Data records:
========================
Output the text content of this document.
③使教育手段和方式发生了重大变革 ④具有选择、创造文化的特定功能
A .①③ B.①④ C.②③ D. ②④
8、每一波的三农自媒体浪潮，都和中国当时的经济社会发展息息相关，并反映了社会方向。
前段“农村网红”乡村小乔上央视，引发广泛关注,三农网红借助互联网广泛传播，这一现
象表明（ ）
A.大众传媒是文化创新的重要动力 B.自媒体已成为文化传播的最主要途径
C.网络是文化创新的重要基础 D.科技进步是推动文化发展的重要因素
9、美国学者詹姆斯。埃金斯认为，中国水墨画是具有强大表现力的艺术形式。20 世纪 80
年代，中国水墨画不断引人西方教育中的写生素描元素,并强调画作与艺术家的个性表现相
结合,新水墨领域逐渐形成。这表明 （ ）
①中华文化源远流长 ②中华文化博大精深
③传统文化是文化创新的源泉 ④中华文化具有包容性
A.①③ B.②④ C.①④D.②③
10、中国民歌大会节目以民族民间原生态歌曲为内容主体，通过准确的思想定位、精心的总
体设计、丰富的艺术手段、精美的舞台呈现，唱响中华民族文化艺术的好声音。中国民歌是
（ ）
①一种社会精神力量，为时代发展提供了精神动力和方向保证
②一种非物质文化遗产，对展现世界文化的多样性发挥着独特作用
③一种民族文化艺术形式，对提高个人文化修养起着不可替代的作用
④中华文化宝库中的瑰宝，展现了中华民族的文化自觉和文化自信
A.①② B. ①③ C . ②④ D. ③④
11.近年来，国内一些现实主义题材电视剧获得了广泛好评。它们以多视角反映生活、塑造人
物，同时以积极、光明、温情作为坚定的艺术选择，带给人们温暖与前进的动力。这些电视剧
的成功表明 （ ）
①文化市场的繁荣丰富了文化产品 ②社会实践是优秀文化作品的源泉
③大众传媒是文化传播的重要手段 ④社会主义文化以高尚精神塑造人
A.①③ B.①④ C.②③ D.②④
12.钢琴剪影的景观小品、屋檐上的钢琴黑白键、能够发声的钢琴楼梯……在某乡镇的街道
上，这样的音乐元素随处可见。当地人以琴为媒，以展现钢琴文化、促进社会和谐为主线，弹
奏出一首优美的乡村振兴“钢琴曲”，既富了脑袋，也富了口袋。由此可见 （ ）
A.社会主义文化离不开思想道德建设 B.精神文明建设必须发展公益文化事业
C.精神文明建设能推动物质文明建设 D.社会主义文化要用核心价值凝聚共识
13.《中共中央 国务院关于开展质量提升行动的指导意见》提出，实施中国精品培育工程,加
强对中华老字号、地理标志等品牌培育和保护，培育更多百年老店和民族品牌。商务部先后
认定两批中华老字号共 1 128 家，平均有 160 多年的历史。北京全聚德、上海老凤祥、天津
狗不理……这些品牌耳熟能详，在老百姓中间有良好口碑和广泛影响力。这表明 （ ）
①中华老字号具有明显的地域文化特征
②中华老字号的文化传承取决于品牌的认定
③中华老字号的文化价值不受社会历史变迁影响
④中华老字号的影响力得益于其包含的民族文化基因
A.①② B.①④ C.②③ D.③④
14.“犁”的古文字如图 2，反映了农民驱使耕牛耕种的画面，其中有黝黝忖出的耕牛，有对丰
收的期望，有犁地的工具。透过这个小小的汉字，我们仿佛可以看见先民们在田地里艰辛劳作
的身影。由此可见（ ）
========================
Reproduce the records in full, exactly as written.

Output:
Output the text content of this document.
③使教育手段和方式发生了重大变革 ④具有选择、创造文化的特定功能
A .①③ B.①④ C.②③ D. ②④
8、每一波的三农自媒体浪潮，都和中国当时的经济社会发展息息相关，并反映了社会方向。
前段“农村网红”乡村小乔上央视，引发广泛关注,三农网红借助互联网广泛传播，这一现
象表明（ ）
A.大众传媒是文化创新的重要动力 B.自媒体已成为文化传播的最主要途径
C.网络是文化创新的重要基础 D.科技进步是推动文化发展的重要因素
9、美国学者詹姆斯。埃金斯认为，中国水墨画是具有强大表现力的艺术形式。20 世纪 80
年代，中国水墨画不断引人西方教育中的写生素描元素,并强调画作与艺术家的个性表现相
结合,新水墨领域逐渐形成。这表明 （ ）
①中华文化源远流长 ②中华文化博大精深
③传统文化是文化创新的源泉 ④中华文化具有包容性
A.①③ B.②④ C.①④D.②③
10、中国民歌大会节目以民族民间原生态歌曲为内容主体，通过准确的思想定位、精心的总
体设计、丰富的艺术手段、精美的舞台呈现，唱响中华民族文化艺术的好声音。中国民歌是
（ ）
①一种社会精神力量，为时代发展提供了精神动力和方向保证
②一种非物质文化遗产，对展现世界文化的多样性发挥着独特作用
③一种民族文化艺术形式，对提高个人文化修养起着不可替代的作用
④中华文化宝库中的瑰宝，展现了中华民族的文化自觉和文化自信
A.①② B. ①③ C . ②④ D. ③④
11.近年来，国内一些现实主义题材电视剧获得了广泛好评。它们以多视角反映生活、塑造人
物，同时以积极、光明、温情作为坚定的艺术选择，带给人们温暖与前进的动力。这些电视剧
的成功表明 （ ）
①文化市场的繁荣丰富了文化产品 ②社会实践是优秀文化作品的源泉
③大众传媒是文化传播的重要手段 ④社会主义文化以高尚精神塑造人
A.①③ B.①④ C.②③ D.②④
12.钢琴剪影的景观小品、屋檐上的钢琴黑白键、能够发声的钢琴楼梯……在某乡镇的街道
上，这样的音乐元素随处可见。当地人以琴为媒，以展现钢琴文化、促进社会和谐为主线，弹
奏出一首优美的乡村振兴“钢琴曲”，既富了脑袋，也富了口袋。由此可见 （ ）
A.社会主义文化离不开思想道德建设 B.精神文明建设必须发展公益文化事业
C.精神文明建设能推动物质文明建设 D.社会主义文化要用核心价值凝聚共识
13.《中共中央 国务院关于开展质量提升行动的指导意见》提出，实施中国精品培育工程,加
强对中华老字号、地理标志等品牌培育和保护，培育更多百年老店和民族品牌。商务部先后
认定两批中华老字号共 1 128 家，平均有 160 多年的历史。北京全聚德、上海老凤祥、天津
狗不理……这些品牌耳熟能详，在老百姓中间有良好口碑和广泛影响力。这表明 （ ）
①中华老字号具有明显的地域文化特征
②中华老字号的文化传承取决于品牌的认定
③中华老字号的文化价值不受社会历史变迁影响
④中华老字号的影响力得益于其包含的民族文化基因
A.①② B.①④ C.②③ D.③④
14.“犁”的古文字如图 2，反映了农民驱使耕牛耕种的画面，其中有黝黝忖出的耕牛，有对丰
收的期望，有犁地的工具。透过这个小小的汉字，我们仿佛可以看见先民们在田地里艰辛劳作
的身影。由此可见（ ）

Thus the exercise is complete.